> **What is needed**: Copy every line that contains the string "color" from the entries below.

Stored data entries:
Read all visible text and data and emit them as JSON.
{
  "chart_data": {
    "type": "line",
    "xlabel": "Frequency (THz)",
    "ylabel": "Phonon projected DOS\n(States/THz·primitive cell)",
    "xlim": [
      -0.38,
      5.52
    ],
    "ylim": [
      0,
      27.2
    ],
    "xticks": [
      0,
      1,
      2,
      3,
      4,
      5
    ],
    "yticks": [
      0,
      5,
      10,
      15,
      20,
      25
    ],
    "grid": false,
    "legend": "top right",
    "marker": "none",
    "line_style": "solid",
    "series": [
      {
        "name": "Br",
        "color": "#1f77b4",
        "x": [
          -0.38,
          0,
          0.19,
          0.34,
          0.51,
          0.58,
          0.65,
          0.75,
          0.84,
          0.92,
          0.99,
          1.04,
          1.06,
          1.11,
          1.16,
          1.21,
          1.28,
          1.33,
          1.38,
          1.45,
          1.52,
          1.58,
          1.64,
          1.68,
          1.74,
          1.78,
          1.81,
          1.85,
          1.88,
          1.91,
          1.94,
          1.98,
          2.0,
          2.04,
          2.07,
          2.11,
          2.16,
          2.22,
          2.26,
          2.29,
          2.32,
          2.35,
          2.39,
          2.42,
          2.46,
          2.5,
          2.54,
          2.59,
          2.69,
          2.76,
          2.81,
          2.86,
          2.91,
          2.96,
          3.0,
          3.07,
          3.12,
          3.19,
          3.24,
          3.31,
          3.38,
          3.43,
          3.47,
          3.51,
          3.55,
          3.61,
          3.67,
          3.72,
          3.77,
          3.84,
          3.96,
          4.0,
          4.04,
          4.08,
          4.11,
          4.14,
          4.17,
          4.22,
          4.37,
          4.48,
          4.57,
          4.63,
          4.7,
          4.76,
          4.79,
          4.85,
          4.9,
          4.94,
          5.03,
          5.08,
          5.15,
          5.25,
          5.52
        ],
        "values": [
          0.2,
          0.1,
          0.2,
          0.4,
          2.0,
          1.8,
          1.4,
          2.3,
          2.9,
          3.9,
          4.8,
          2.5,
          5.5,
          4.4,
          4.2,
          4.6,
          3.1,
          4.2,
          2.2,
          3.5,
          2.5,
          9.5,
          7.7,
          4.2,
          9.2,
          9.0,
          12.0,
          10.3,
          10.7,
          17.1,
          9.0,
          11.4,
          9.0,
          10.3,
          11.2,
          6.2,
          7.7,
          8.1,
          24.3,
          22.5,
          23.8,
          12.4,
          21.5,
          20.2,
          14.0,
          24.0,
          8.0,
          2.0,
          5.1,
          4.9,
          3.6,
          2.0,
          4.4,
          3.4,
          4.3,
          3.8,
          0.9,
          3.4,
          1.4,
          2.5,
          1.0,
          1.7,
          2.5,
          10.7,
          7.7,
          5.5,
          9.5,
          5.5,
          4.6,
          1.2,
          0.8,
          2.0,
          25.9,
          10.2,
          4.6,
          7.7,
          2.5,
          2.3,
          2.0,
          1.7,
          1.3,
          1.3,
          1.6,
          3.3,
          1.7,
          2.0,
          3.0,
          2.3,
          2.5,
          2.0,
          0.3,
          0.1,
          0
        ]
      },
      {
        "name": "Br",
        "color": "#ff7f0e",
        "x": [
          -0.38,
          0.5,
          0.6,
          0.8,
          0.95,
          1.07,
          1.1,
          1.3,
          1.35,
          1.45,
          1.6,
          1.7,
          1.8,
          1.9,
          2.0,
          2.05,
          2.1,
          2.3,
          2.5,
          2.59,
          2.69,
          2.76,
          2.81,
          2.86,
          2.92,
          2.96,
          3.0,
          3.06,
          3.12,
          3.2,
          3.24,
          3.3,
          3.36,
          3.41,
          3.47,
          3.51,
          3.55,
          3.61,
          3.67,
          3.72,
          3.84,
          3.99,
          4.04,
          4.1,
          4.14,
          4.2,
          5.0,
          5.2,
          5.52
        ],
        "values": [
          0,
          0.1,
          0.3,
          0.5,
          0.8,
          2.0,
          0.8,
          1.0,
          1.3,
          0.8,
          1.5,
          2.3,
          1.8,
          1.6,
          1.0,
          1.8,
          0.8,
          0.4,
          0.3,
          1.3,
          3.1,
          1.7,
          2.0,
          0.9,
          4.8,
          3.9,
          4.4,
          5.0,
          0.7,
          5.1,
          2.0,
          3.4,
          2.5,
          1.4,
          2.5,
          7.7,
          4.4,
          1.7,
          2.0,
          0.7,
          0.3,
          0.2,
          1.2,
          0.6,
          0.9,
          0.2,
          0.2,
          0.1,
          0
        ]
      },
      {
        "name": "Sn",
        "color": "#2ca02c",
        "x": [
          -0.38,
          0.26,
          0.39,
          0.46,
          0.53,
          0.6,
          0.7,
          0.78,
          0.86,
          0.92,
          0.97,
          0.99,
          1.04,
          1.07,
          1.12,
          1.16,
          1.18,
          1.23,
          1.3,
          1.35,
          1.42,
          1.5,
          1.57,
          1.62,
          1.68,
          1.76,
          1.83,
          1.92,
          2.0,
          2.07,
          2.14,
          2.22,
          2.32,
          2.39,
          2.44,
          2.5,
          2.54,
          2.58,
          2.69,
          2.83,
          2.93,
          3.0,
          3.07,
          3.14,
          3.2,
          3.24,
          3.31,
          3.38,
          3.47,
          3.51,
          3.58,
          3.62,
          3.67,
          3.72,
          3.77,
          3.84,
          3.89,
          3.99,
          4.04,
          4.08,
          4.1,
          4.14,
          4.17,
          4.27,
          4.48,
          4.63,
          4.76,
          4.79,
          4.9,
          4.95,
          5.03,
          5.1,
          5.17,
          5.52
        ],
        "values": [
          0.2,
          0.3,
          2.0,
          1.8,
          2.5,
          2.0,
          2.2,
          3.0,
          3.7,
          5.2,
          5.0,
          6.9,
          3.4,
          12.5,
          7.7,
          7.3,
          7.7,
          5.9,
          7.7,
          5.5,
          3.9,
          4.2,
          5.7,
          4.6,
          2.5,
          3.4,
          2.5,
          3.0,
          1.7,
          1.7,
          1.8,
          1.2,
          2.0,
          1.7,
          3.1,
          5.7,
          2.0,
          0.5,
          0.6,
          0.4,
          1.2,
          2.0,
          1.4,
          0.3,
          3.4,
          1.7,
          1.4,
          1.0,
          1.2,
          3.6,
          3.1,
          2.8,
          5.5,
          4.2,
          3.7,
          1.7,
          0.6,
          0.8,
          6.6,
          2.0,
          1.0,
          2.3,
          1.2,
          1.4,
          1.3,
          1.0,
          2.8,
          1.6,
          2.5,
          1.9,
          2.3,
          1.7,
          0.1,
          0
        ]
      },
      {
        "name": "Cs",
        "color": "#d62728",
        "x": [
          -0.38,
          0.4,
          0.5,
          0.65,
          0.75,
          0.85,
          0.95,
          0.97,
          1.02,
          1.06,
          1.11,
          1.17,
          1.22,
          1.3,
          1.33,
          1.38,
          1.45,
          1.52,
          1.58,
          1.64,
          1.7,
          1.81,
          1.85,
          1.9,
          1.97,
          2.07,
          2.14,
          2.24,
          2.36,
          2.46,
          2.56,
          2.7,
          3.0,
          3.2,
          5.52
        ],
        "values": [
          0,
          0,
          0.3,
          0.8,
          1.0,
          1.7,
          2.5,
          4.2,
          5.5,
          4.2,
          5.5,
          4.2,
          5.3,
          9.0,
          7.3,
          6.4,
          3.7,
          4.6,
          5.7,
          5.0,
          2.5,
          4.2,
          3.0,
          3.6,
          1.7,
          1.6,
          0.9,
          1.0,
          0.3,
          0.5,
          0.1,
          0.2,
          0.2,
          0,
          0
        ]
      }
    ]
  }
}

> **Response below**:
        "color": "#1f77b4",
        "color": "#ff7f0e",
        "color": "#2ca02c",
        "color": "#d62728",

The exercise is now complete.